Scan the entries below for the word "JSON". Copy each line that has it.

§ Given entries
----------------

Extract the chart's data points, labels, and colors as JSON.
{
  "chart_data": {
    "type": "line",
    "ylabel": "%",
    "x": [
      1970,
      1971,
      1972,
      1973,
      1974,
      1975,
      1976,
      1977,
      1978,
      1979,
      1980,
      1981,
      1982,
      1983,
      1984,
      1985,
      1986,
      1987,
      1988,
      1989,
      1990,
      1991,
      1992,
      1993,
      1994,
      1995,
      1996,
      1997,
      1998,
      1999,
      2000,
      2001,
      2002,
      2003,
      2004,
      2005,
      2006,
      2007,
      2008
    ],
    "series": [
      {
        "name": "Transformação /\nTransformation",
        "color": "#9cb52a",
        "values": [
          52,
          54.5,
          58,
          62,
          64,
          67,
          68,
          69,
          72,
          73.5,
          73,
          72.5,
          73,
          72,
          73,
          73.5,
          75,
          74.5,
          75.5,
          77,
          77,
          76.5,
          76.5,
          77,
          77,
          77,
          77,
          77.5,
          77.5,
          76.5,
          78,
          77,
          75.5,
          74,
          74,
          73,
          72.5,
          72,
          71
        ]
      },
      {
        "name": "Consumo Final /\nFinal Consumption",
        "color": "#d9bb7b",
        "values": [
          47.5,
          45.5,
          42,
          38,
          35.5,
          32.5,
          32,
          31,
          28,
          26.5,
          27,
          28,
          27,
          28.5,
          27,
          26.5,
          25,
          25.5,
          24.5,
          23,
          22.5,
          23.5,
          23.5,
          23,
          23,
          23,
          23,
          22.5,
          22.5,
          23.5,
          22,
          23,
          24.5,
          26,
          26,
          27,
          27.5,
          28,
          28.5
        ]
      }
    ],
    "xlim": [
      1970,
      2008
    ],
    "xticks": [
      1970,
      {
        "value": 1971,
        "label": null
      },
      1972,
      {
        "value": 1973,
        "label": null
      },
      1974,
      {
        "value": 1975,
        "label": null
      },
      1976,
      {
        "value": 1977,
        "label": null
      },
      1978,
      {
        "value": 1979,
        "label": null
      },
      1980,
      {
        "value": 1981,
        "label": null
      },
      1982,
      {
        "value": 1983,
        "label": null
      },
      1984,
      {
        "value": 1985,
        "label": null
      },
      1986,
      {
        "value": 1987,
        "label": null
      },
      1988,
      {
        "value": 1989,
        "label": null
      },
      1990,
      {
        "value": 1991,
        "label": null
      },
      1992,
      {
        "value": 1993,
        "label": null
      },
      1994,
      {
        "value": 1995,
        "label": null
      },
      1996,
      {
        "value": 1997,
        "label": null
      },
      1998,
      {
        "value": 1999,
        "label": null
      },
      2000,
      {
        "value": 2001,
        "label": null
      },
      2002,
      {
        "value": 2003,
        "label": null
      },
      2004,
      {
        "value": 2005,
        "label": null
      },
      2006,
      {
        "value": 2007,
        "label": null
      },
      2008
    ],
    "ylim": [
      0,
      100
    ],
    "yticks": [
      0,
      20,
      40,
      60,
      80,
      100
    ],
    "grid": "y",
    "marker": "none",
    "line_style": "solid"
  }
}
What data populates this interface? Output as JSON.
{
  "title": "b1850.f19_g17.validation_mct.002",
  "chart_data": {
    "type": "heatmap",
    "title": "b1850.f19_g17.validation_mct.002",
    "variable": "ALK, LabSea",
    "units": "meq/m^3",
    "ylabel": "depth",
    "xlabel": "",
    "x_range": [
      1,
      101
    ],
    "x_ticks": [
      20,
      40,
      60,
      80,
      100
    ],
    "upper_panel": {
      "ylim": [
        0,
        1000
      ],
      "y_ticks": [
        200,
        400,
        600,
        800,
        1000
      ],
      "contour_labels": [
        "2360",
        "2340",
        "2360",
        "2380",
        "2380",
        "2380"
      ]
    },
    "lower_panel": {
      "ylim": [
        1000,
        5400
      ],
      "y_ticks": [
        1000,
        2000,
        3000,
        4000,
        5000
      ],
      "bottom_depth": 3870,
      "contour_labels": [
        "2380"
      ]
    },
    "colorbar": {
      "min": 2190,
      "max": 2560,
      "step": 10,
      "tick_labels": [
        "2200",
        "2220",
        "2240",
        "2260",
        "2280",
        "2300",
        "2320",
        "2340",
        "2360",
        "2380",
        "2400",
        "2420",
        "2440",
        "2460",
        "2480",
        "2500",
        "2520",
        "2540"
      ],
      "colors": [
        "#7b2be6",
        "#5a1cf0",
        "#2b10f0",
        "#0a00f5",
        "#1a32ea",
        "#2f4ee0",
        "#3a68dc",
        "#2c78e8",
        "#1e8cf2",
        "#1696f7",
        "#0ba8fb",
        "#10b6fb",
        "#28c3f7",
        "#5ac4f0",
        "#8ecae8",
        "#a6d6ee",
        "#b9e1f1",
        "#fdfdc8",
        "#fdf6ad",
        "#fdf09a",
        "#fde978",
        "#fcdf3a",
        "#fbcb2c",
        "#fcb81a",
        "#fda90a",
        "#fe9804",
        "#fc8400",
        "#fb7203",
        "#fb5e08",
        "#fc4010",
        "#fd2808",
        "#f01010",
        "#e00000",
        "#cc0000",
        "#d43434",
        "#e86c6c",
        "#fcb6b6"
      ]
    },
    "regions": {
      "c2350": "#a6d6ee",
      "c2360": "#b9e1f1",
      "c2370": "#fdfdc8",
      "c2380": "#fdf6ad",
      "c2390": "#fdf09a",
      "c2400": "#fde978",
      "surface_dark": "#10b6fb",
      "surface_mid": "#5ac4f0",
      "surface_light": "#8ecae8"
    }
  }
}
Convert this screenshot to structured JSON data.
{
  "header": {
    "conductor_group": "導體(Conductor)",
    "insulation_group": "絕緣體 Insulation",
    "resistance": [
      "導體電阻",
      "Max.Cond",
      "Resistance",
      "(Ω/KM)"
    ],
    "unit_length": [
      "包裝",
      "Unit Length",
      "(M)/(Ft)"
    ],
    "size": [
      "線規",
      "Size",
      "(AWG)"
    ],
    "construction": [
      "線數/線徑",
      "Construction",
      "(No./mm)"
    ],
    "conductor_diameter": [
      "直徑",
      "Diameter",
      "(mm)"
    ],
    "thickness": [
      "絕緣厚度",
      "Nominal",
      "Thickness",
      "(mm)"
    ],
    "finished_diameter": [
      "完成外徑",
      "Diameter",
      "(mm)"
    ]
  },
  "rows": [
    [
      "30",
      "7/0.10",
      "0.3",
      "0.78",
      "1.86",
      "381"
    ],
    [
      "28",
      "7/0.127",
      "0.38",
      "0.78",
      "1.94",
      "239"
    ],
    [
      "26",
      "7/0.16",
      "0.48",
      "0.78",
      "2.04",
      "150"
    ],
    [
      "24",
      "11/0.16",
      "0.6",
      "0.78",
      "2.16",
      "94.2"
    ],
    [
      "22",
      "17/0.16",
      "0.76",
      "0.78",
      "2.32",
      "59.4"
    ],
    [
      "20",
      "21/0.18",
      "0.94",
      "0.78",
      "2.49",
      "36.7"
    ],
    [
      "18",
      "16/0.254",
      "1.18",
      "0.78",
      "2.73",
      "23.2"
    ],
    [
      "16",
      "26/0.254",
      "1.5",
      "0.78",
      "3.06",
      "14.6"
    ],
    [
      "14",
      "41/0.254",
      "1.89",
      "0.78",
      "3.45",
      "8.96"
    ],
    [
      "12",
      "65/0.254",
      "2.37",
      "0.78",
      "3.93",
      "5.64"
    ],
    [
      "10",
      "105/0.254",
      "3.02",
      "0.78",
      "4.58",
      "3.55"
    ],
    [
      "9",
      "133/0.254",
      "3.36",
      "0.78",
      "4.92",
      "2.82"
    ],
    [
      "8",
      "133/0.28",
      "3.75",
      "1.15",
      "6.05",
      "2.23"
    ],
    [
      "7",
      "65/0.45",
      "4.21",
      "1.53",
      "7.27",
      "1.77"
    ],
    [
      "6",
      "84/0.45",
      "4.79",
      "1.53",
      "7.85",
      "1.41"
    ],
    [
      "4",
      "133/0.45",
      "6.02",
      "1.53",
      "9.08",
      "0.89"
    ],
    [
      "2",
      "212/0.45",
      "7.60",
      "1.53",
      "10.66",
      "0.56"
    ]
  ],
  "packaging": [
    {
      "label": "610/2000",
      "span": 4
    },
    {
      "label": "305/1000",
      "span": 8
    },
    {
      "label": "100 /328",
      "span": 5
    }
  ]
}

----------------

§ Exercise result
Extract the chart's data points, labels, and colors as JSON.
What data populates this interface? Output as JSON.
Convert this screenshot to structured JSON data.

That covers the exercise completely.